**WHAT IS EXPECTED**
Copy the data word for word, keeping every line.
───
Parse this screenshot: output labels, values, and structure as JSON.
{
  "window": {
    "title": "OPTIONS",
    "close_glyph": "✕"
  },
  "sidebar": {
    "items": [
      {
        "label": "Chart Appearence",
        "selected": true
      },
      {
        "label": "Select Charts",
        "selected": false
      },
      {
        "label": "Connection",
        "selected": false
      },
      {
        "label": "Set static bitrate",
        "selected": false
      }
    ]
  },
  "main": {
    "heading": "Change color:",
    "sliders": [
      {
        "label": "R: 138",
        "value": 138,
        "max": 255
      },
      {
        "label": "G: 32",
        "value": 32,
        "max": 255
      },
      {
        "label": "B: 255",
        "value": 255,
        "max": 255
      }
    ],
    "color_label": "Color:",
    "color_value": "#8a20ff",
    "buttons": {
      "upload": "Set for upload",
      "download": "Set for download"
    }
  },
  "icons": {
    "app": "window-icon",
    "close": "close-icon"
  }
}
───
**RESULT BELOW**
Parse this screenshot: output labels, values, and structure as JSON.
{
  "window": {
    "title": "OPTIONS",
    "close_glyph": "✕"
  },
  "sidebar": {
    "items": [
      {
        "label": "Chart Appearence",
        "selected": true
      },
      {
        "label": "Select Charts",
        "selected": false
      },
      {
        "label": "Connection",
        "selected": false
      },
      {
        "label": "Set static bitrate",
        "selected": false
      }
    ]
  },
  "main": {
    "heading": "Change color:",
    "sliders": [
      {
        "label": "R: 138",
        "value": 138,
        "max": 255
      },
      {
        "label": "G: 32",
        "value": 32,
        "max": 255
      },
      {
        "label": "B: 255",
        "value": 255,
        "max": 255
      }
    ],
    "color_label": "Color:",
    "color_value": "#8a20ff",
    "buttons": {
      "upload": "Set for upload",
      "download": "Set for download"
    }
  },
  "icons": {
    "app": "window-icon",
    "close": "close-icon"
  }
}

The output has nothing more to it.